(Work to be completed): Copy every line of the records below where the word "三类区域对应分别为每半小时" occurs.

Dataset listings of figures

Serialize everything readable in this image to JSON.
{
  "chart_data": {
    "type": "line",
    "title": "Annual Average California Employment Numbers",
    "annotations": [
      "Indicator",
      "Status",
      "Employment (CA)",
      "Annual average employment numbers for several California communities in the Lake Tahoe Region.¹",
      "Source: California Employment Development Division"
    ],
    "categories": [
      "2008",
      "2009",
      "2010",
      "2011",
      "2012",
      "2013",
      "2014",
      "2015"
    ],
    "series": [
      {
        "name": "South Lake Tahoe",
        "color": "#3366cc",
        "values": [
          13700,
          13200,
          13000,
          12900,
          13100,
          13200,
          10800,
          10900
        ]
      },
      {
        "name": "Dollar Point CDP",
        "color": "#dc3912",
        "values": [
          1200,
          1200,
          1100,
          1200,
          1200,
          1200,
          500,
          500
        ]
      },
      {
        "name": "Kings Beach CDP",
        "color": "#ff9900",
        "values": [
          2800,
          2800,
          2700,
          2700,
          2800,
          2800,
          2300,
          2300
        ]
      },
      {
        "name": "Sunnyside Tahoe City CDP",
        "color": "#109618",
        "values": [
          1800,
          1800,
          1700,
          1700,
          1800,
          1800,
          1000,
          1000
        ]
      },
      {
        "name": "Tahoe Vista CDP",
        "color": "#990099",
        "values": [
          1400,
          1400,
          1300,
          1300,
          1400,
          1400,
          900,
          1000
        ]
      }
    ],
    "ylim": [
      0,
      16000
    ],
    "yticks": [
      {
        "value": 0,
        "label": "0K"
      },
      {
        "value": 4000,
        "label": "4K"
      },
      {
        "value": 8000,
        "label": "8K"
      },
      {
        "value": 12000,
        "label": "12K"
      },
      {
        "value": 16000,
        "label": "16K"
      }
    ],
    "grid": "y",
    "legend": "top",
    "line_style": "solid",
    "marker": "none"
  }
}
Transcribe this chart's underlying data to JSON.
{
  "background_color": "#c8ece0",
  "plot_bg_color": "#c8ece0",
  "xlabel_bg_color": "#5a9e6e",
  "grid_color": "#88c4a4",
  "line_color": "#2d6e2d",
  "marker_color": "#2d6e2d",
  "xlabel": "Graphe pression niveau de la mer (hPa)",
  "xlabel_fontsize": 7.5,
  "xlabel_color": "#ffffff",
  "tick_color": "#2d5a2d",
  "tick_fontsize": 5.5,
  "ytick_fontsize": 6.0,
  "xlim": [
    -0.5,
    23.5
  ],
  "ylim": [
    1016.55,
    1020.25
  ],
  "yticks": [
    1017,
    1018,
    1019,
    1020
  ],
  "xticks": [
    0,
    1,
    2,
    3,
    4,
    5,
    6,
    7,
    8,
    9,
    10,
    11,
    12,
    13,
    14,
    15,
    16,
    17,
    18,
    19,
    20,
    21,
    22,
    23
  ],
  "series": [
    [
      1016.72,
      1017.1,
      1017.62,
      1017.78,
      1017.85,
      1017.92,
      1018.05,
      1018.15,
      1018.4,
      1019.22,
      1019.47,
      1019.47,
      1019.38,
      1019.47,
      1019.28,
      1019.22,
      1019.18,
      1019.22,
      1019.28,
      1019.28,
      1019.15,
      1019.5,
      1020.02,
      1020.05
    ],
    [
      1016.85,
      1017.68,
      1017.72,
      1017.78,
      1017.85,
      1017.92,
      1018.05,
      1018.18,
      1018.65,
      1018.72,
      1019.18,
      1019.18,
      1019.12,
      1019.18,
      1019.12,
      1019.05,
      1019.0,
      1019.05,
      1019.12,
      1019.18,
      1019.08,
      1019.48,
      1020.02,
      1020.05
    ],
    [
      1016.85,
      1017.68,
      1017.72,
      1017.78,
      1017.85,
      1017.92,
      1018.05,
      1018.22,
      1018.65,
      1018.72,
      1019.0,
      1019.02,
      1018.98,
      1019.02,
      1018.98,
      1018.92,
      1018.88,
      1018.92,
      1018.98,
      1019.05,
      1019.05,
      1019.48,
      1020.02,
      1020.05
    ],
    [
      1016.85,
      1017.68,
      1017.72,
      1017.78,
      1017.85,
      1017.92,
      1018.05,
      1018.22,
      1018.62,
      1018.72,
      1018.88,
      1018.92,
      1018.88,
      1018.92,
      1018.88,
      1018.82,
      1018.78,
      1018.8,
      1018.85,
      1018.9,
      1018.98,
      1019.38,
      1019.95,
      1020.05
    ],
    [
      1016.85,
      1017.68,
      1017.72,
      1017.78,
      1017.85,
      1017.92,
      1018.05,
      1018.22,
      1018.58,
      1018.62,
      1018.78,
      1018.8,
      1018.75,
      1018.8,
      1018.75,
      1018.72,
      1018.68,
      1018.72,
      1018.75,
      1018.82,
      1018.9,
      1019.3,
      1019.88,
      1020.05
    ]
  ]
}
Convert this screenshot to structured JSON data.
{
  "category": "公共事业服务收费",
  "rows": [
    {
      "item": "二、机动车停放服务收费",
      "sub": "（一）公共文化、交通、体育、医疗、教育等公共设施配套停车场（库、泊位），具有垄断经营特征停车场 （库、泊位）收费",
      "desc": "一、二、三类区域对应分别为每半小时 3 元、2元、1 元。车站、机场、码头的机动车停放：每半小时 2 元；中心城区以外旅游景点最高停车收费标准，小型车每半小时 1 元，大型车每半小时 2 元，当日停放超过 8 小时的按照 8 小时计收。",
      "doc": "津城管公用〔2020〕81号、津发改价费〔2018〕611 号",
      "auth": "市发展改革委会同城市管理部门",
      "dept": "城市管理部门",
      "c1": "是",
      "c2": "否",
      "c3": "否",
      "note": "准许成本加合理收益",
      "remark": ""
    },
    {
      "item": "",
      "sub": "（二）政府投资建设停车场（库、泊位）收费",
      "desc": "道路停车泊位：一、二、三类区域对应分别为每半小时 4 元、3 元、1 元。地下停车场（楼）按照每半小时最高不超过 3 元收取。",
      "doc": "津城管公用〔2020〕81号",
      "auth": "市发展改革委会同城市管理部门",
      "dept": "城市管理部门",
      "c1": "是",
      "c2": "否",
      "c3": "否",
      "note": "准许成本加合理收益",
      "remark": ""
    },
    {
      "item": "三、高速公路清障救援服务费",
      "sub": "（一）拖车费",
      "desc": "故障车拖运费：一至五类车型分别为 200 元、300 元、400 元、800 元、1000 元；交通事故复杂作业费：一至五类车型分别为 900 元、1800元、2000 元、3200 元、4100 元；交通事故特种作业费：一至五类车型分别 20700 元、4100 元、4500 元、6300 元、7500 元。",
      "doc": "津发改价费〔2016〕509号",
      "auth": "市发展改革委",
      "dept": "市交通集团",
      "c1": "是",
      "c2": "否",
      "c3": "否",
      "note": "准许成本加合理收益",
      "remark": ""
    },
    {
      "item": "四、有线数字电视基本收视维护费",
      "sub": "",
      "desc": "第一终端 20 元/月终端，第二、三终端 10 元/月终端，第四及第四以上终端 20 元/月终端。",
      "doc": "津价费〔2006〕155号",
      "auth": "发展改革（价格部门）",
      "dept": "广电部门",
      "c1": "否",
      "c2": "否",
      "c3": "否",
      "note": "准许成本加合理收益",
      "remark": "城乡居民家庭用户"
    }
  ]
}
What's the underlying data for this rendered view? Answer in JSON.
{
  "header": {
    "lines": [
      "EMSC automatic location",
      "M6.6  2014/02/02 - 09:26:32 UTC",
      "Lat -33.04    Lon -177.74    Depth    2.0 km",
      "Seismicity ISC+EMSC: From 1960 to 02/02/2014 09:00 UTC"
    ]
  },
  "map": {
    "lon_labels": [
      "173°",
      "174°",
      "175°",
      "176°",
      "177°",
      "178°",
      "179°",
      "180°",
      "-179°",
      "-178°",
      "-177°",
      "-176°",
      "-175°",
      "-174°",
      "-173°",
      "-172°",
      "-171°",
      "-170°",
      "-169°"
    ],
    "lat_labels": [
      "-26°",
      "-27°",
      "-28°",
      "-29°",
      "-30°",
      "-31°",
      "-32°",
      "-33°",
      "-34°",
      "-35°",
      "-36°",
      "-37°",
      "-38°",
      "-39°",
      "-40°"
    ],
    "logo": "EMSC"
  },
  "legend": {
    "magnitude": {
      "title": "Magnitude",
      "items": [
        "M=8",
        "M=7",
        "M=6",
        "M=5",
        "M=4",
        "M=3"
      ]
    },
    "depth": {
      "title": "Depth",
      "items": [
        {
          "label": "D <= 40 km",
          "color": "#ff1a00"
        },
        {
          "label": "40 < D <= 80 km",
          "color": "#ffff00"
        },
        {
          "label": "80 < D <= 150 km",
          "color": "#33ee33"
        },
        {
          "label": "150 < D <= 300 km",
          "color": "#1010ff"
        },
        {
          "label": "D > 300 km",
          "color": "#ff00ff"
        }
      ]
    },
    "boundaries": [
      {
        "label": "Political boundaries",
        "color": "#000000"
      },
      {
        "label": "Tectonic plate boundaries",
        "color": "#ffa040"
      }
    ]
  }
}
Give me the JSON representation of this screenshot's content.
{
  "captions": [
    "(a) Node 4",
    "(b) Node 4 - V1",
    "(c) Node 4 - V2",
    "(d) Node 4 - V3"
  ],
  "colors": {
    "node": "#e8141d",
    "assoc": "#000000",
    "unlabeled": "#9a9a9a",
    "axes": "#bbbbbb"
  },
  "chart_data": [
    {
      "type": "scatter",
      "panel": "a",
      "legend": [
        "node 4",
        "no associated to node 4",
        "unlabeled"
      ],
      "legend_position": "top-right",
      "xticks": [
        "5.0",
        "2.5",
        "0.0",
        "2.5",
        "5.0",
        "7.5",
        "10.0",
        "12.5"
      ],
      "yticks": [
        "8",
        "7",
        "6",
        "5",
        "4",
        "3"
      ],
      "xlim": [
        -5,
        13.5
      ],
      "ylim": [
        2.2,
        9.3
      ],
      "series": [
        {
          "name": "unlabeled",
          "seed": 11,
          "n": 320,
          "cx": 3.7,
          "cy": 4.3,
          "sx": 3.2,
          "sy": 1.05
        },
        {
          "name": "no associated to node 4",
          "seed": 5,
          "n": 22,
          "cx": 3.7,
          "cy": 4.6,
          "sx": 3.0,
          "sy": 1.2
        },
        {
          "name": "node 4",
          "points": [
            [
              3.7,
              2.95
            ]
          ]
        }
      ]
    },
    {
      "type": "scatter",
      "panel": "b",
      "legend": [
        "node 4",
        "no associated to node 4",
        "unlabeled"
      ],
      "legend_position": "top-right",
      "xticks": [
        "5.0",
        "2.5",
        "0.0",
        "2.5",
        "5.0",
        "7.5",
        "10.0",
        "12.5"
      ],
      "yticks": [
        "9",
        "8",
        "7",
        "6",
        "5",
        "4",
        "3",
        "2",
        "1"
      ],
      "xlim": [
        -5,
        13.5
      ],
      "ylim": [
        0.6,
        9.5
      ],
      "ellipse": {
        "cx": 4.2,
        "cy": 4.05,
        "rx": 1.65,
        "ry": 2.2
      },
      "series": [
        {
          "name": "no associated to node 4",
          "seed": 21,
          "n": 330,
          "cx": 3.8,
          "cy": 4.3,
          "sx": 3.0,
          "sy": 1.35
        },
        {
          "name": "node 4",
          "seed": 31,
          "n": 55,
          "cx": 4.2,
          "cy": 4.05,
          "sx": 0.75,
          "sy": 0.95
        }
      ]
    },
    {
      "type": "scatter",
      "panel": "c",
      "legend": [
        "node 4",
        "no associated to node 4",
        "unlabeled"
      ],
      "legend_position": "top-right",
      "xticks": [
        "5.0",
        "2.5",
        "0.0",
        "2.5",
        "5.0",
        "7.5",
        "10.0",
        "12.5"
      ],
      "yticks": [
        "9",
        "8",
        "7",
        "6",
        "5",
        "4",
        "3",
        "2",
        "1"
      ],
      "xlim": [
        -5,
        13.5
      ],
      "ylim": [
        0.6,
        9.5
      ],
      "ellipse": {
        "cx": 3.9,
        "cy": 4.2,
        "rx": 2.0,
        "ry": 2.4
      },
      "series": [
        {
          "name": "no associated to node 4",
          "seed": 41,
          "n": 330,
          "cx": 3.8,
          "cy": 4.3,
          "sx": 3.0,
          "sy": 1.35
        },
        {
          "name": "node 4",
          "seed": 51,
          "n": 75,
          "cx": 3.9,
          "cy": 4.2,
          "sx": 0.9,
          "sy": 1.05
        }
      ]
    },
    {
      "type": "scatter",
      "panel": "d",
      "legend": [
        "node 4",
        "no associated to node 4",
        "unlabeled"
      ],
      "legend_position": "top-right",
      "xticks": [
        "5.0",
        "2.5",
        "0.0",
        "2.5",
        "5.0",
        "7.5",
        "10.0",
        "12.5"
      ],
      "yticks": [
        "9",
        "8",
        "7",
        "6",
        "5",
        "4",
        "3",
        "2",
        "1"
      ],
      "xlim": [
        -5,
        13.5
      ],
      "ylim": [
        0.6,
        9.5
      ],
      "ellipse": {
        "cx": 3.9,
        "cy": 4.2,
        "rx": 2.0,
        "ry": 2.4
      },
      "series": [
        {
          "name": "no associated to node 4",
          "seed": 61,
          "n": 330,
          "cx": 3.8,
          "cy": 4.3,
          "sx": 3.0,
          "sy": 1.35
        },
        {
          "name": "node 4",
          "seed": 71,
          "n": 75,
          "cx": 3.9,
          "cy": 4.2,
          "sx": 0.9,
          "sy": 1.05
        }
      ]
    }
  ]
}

(Response for this exercise):
      "desc": "一、二、三类区域对应分别为每半小时 3 元、2元、1 元。车站、机场、码头的机动车停放：每半小时 2 元；中心城区以外旅游景点最高停车收费标准，小型车每半小时 1 元，大型车每半小时 2 元，当日停放超过 8 小时的按照 8 小时计收。",
      "desc": "道路停车泊位：一、二、三类区域对应分别为每半小时 4 元、3 元、1 元。地下停车场（楼）按照每半小时最高不超过 3 元收取。",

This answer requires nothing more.